→ Directions
Search the material for the string "wishing", then report how many lines hold it, with no other text.

→ Data supplied
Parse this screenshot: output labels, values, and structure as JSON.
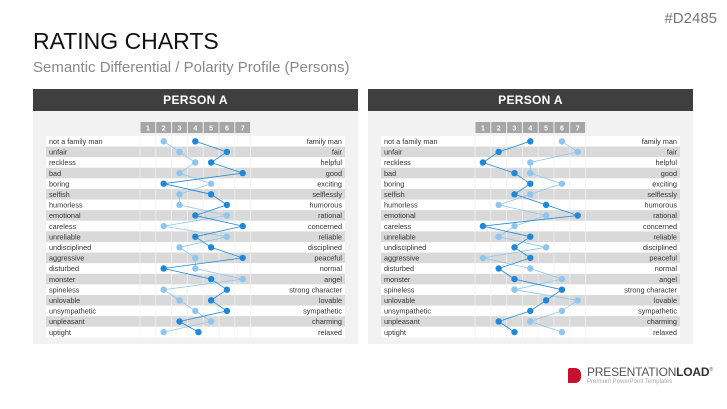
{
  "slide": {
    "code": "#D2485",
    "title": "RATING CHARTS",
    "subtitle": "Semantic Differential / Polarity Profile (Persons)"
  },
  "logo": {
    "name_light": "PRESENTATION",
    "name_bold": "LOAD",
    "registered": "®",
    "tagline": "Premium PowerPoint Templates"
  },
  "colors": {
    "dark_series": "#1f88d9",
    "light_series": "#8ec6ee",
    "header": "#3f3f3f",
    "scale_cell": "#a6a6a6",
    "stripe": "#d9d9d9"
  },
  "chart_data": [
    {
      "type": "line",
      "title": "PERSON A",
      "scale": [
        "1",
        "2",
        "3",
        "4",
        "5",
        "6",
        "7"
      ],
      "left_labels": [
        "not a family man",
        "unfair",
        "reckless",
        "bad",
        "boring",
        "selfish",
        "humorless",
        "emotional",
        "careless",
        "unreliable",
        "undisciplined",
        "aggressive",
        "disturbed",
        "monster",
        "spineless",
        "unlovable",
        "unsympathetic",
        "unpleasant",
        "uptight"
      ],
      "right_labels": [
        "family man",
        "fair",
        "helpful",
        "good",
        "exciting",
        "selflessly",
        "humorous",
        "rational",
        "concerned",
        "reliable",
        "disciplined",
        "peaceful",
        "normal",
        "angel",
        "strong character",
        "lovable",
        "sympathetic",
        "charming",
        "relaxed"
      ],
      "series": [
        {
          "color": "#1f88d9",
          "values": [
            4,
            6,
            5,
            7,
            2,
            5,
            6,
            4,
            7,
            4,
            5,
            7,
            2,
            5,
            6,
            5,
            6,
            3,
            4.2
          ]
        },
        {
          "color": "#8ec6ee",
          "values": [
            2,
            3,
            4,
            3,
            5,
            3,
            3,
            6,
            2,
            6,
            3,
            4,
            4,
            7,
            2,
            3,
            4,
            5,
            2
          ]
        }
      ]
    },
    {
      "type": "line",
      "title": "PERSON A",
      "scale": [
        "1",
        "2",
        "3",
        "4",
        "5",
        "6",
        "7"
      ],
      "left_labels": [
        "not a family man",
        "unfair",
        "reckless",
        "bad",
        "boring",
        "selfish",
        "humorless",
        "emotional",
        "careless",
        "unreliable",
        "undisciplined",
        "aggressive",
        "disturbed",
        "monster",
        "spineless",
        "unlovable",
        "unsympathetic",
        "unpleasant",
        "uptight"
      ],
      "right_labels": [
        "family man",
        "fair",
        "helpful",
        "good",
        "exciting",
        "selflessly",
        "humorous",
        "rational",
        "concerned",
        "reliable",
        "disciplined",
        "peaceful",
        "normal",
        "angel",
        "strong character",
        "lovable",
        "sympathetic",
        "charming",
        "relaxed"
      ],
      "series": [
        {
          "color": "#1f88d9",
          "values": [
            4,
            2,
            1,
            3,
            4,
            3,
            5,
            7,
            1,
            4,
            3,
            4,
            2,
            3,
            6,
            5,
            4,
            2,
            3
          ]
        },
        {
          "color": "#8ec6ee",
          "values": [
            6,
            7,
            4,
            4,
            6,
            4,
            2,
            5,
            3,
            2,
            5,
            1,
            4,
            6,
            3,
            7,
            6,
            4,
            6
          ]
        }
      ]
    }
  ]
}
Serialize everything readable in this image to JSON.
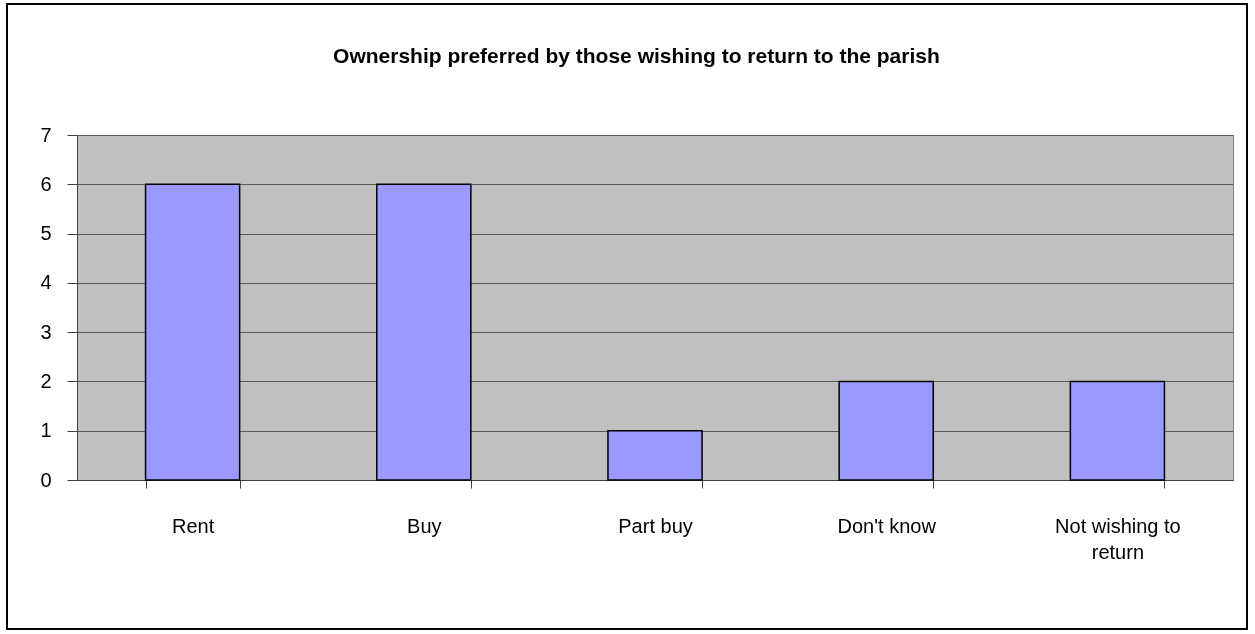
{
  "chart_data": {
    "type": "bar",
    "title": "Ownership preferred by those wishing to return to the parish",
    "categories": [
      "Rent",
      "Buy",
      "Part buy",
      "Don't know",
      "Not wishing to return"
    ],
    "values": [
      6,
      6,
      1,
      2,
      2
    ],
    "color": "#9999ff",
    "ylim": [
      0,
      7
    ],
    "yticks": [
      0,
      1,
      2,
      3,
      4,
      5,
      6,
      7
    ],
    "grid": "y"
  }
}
...
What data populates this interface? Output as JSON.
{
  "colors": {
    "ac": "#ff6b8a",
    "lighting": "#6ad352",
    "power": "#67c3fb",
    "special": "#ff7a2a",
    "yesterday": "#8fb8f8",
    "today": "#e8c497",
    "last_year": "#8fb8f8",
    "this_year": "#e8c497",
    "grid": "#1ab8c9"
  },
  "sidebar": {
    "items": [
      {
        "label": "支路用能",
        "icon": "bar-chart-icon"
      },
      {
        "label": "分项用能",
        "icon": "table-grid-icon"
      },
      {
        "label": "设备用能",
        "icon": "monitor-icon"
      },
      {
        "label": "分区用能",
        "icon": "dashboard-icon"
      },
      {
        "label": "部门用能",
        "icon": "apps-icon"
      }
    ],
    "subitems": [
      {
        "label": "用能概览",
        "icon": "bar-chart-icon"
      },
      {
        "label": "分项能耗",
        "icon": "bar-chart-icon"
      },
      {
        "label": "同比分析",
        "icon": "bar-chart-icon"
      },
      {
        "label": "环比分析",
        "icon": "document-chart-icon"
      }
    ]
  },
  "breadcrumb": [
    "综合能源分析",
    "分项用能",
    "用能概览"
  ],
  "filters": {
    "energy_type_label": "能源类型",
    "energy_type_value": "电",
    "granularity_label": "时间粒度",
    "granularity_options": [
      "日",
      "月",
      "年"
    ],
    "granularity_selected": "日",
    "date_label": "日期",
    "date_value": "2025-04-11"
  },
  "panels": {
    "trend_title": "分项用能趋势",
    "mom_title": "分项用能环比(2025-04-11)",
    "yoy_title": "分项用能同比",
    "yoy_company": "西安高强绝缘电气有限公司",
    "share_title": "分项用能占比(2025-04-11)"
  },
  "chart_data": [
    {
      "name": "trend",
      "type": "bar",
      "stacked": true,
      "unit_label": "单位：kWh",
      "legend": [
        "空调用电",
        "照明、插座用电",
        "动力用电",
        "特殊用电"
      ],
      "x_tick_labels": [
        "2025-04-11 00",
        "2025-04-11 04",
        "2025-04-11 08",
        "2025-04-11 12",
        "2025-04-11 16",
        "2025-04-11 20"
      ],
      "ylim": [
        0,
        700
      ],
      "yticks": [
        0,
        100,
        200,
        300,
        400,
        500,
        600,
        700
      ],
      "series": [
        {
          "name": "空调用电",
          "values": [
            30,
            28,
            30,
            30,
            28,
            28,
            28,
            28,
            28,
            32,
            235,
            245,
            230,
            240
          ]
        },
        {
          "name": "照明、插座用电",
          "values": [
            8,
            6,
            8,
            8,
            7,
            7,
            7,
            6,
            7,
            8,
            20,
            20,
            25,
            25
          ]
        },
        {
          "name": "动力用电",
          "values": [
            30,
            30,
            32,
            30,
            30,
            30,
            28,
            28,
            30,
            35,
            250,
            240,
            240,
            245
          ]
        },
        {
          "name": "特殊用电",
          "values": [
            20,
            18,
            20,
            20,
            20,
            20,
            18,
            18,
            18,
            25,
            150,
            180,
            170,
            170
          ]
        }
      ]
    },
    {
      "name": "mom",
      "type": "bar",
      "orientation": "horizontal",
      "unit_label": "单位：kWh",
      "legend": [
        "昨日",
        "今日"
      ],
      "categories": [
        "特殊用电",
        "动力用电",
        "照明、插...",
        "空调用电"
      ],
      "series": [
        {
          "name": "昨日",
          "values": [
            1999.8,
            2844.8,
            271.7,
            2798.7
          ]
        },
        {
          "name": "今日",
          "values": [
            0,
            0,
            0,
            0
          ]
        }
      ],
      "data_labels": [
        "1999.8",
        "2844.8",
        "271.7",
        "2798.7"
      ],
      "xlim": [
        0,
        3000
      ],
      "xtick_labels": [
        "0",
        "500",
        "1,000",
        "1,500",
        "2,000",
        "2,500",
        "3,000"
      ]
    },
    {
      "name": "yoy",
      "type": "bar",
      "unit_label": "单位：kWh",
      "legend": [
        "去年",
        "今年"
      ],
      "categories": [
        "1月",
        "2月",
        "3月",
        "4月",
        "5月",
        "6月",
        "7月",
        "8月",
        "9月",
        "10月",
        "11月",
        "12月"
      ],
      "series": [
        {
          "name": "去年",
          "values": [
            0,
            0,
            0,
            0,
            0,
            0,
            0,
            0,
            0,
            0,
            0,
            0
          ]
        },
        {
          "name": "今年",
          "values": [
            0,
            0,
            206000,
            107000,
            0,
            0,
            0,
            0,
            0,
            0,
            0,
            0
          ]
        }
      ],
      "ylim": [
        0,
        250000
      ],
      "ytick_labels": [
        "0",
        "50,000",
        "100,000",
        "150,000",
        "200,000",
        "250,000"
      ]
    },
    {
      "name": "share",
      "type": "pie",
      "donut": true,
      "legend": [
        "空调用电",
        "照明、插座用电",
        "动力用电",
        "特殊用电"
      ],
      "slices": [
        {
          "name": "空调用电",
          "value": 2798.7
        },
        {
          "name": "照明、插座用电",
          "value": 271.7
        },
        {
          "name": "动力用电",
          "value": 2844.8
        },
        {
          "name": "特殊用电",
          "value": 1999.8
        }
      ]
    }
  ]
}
* * *
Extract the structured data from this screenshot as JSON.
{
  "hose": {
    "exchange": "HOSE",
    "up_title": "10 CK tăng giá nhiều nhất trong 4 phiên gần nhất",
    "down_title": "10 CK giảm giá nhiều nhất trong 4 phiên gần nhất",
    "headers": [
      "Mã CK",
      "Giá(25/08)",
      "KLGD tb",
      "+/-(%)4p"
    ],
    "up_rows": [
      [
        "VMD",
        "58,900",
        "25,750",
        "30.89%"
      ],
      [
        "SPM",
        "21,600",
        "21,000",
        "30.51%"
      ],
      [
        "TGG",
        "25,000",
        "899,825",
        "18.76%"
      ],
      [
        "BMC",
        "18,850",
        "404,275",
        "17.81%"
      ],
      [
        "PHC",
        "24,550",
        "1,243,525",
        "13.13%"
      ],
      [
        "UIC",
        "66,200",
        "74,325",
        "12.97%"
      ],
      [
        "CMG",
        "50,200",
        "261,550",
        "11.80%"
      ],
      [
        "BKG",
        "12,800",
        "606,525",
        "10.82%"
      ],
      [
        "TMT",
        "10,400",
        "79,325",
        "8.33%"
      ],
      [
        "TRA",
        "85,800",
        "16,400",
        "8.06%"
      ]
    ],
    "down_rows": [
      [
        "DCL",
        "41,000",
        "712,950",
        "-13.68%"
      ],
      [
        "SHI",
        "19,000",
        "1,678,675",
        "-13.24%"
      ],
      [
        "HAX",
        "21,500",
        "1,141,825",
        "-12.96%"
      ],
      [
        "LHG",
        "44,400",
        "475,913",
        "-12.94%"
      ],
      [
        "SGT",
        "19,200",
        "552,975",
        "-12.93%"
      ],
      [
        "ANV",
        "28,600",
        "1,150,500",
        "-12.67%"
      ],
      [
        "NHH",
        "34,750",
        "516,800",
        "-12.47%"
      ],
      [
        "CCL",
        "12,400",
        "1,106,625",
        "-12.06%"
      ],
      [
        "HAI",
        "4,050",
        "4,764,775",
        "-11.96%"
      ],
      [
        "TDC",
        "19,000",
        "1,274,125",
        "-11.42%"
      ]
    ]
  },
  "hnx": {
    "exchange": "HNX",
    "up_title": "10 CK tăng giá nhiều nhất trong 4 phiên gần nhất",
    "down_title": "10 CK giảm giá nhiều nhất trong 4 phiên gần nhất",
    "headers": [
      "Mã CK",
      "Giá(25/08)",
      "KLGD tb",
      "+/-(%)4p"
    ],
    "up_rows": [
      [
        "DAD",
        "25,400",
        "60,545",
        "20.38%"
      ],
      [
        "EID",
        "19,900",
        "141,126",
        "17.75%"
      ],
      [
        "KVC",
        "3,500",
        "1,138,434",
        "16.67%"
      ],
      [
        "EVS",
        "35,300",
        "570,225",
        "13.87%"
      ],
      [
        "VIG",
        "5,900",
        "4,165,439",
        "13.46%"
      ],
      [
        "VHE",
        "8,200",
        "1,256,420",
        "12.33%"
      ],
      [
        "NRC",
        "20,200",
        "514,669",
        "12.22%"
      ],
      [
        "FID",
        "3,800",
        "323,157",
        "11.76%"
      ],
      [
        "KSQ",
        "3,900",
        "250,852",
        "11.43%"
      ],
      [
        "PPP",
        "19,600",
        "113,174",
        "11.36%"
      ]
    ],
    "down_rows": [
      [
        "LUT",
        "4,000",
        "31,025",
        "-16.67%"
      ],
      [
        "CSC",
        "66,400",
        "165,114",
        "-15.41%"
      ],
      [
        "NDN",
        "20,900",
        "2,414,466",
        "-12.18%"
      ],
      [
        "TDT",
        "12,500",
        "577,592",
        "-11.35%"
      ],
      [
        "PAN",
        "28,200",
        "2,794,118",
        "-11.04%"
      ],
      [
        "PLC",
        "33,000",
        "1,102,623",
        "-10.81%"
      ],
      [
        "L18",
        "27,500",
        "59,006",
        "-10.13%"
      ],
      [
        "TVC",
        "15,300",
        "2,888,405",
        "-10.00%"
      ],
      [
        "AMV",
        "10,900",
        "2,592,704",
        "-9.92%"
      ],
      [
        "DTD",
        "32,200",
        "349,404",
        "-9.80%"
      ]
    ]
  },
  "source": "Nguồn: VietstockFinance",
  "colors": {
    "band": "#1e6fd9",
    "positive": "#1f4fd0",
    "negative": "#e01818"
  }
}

→ Task output
2